(Data entries for graphics)
-----

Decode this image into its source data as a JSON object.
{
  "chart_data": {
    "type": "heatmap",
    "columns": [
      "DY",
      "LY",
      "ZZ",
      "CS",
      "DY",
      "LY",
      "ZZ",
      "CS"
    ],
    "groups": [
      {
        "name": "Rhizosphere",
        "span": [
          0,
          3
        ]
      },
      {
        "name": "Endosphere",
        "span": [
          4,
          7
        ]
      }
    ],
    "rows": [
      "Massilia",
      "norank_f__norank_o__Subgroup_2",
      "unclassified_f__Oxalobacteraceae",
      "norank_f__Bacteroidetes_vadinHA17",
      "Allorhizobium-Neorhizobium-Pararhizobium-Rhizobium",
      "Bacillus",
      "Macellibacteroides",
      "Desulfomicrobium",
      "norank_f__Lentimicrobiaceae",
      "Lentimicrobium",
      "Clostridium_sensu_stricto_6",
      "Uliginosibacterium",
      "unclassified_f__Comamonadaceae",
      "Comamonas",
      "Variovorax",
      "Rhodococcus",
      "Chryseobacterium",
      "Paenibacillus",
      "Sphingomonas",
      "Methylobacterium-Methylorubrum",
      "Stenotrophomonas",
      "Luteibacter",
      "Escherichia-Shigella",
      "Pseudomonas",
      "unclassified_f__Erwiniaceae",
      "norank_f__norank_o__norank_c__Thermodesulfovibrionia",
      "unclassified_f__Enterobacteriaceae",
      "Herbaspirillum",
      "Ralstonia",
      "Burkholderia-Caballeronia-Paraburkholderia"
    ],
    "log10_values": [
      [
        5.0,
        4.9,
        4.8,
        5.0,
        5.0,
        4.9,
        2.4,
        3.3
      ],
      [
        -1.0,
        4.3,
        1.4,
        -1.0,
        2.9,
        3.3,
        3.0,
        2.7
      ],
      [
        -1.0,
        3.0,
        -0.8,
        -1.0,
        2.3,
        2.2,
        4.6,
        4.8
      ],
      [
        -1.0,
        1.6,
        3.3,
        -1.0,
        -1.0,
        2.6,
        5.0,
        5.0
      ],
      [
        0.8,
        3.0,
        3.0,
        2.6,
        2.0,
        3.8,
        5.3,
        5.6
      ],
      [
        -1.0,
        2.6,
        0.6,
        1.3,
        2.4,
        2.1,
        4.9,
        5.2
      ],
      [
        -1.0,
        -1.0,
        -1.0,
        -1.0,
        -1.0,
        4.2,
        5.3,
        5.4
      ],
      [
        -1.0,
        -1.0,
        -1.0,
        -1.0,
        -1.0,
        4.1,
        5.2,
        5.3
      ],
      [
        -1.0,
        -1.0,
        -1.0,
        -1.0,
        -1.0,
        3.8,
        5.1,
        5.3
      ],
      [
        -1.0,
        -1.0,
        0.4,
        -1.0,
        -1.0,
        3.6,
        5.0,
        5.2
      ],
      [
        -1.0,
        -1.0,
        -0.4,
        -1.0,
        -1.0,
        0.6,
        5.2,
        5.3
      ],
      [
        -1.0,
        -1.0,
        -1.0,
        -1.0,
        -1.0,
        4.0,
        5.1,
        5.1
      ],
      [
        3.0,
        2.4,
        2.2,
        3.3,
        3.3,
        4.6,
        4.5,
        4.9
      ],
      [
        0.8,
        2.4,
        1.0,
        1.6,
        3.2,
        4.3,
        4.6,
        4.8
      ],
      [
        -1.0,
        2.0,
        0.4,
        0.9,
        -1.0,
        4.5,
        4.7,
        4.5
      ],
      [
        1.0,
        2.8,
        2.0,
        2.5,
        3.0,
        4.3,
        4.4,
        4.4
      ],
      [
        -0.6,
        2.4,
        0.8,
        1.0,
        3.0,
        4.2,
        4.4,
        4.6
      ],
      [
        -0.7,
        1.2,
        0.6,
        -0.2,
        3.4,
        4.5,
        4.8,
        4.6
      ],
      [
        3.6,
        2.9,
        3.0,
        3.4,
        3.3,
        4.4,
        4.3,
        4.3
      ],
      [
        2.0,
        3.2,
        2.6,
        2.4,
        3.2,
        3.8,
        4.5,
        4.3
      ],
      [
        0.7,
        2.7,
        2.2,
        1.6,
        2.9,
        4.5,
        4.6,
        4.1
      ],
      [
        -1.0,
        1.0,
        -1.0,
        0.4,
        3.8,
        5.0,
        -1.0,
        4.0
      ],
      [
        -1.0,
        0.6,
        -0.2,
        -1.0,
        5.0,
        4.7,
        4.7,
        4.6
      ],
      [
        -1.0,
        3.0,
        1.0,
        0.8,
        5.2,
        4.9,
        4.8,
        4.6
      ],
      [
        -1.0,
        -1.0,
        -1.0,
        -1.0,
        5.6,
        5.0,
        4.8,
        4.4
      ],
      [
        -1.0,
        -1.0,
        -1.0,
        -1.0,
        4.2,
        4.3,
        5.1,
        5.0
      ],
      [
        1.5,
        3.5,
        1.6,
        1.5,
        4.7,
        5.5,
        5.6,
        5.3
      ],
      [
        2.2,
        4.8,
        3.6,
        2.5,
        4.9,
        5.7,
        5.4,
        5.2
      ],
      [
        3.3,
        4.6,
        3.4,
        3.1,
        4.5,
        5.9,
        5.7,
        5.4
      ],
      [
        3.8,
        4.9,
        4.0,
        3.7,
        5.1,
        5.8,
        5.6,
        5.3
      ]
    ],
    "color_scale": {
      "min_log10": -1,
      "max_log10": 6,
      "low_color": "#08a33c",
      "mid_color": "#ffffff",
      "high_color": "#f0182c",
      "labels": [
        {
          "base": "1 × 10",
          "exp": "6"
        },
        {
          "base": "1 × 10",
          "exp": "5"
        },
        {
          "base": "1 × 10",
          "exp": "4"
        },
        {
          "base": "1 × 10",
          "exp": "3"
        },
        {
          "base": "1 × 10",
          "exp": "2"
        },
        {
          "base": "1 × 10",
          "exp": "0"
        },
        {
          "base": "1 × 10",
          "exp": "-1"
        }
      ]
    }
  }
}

-----

§ **WORK INSTRUCTIONS**
Transcribe all entries exactly as they appear above.

§ **EXERCISE RESULT**
Decode this image into its source data as a JSON object.
{
  "chart_data": {
    "type": "heatmap",
    "columns": [
      "DY",
      "LY",
      "ZZ",
      "CS",
      "DY",
      "LY",
      "ZZ",
      "CS"
    ],
    "groups": [
      {
        "name": "Rhizosphere",
        "span": [
          0,
          3
        ]
      },
      {
        "name": "Endosphere",
        "span": [
          4,
          7
        ]
      }
    ],
    "rows": [
      "Massilia",
      "norank_f__norank_o__Subgroup_2",
      "unclassified_f__Oxalobacteraceae",
      "norank_f__Bacteroidetes_vadinHA17",
      "Allorhizobium-Neorhizobium-Pararhizobium-Rhizobium",
      "Bacillus",
      "Macellibacteroides",
      "Desulfomicrobium",
      "norank_f__Lentimicrobiaceae",
      "Lentimicrobium",
      "Clostridium_sensu_stricto_6",
      "Uliginosibacterium",
      "unclassified_f__Comamonadaceae",
      "Comamonas",
      "Variovorax",
      "Rhodococcus",
      "Chryseobacterium",
      "Paenibacillus",
      "Sphingomonas",
      "Methylobacterium-Methylorubrum",
      "Stenotrophomonas",
      "Luteibacter",
      "Escherichia-Shigella",
      "Pseudomonas",
      "unclassified_f__Erwiniaceae",
      "norank_f__norank_o__norank_c__Thermodesulfovibrionia",
      "unclassified_f__Enterobacteriaceae",
      "Herbaspirillum",
      "Ralstonia",
      "Burkholderia-Caballeronia-Paraburkholderia"
    ],
    "log10_values": [
      [
        5.0,
        4.9,
        4.8,
        5.0,
        5.0,
        4.9,
        2.4,
        3.3
      ],
      [
        -1.0,
        4.3,
        1.4,
        -1.0,
        2.9,
        3.3,
        3.0,
        2.7
      ],
      [
        -1.0,
        3.0,
        -0.8,
        -1.0,
        2.3,
        2.2,
        4.6,
        4.8
      ],
      [
        -1.0,
        1.6,
        3.3,
        -1.0,
        -1.0,
        2.6,
        5.0,
        5.0
      ],
      [
        0.8,
        3.0,
        3.0,
        2.6,
        2.0,
        3.8,
        5.3,
        5.6
      ],
      [
        -1.0,
        2.6,
        0.6,
        1.3,
        2.4,
        2.1,
        4.9,
        5.2
      ],
      [
        -1.0,
        -1.0,
        -1.0,
        -1.0,
        -1.0,
        4.2,
        5.3,
        5.4
      ],
      [
        -1.0,
        -1.0,
        -1.0,
        -1.0,
        -1.0,
        4.1,
        5.2,
        5.3
      ],
      [
        -1.0,
        -1.0,
        -1.0,
        -1.0,
        -1.0,
        3.8,
        5.1,
        5.3
      ],
      [
        -1.0,
        -1.0,
        0.4,
        -1.0,
        -1.0,
        3.6,
        5.0,
        5.2
      ],
      [
        -1.0,
        -1.0,
        -0.4,
        -1.0,
        -1.0,
        0.6,
        5.2,
        5.3
      ],
      [
        -1.0,
        -1.0,
        -1.0,
        -1.0,
        -1.0,
        4.0,
        5.1,
        5.1
      ],
      [
        3.0,
        2.4,
        2.2,
        3.3,
        3.3,
        4.6,
        4.5,
        4.9
      ],
      [
        0.8,
        2.4,
        1.0,
        1.6,
        3.2,
        4.3,
        4.6,
        4.8
      ],
      [
        -1.0,
        2.0,
        0.4,
        0.9,
        -1.0,
        4.5,
        4.7,
        4.5
      ],
      [
        1.0,
        2.8,
        2.0,
        2.5,
        3.0,
        4.3,
        4.4,
        4.4
      ],
      [
        -0.6,
        2.4,
        0.8,
        1.0,
        3.0,
        4.2,
        4.4,
        4.6
      ],
      [
        -0.7,
        1.2,
        0.6,
        -0.2,
        3.4,
        4.5,
        4.8,
        4.6
      ],
      [
        3.6,
        2.9,
        3.0,
        3.4,
        3.3,
        4.4,
        4.3,
        4.3
      ],
      [
        2.0,
        3.2,
        2.6,
        2.4,
        3.2,
        3.8,
        4.5,
        4.3
      ],
      [
        0.7,
        2.7,
        2.2,
        1.6,
        2.9,
        4.5,
        4.6,
        4.1
      ],
      [
        -1.0,
        1.0,
        -1.0,
        0.4,
        3.8,
        5.0,
        -1.0,
        4.0
      ],
      [
        -1.0,
        0.6,
        -0.2,
        -1.0,
        5.0,
        4.7,
        4.7,
        4.6
      ],
      [
        -1.0,
        3.0,
        1.0,
        0.8,
        5.2,
        4.9,
        4.8,
        4.6
      ],
      [
        -1.0,
        -1.0,
        -1.0,
        -1.0,
        5.6,
        5.0,
        4.8,
        4.4
      ],
      [
        -1.0,
        -1.0,
        -1.0,
        -1.0,
        4.2,
        4.3,
        5.1,
        5.0
      ],
      [
        1.5,
        3.5,
        1.6,
        1.5,
        4.7,
        5.5,
        5.6,
        5.3
      ],
      [
        2.2,
        4.8,
        3.6,
        2.5,
        4.9,
        5.7,
        5.4,
        5.2
      ],
      [
        3.3,
        4.6,
        3.4,
        3.1,
        4.5,
        5.9,
        5.7,
        5.4
      ],
      [
        3.8,
        4.9,
        4.0,
        3.7,
        5.1,
        5.8,
        5.6,
        5.3
      ]
    ],
    "color_scale": {
      "min_log10": -1,
      "max_log10": 6,
      "low_color": "#08a33c",
      "mid_color": "#ffffff",
      "high_color": "#f0182c",
      "labels": [
        {
          "base": "1 × 10",
          "exp": "6"
        },
        {
          "base": "1 × 10",
          "exp": "5"
        },
        {
          "base": "1 × 10",
          "exp": "4"
        },
        {
          "base": "1 × 10",
          "exp": "3"
        },
        {
          "base": "1 × 10",
          "exp": "2"
        },
        {
          "base": "1 × 10",
          "exp": "0"
        },
        {
          "base": "1 × 10",
          "exp": "-1"
        }
      ]
    }
  }
}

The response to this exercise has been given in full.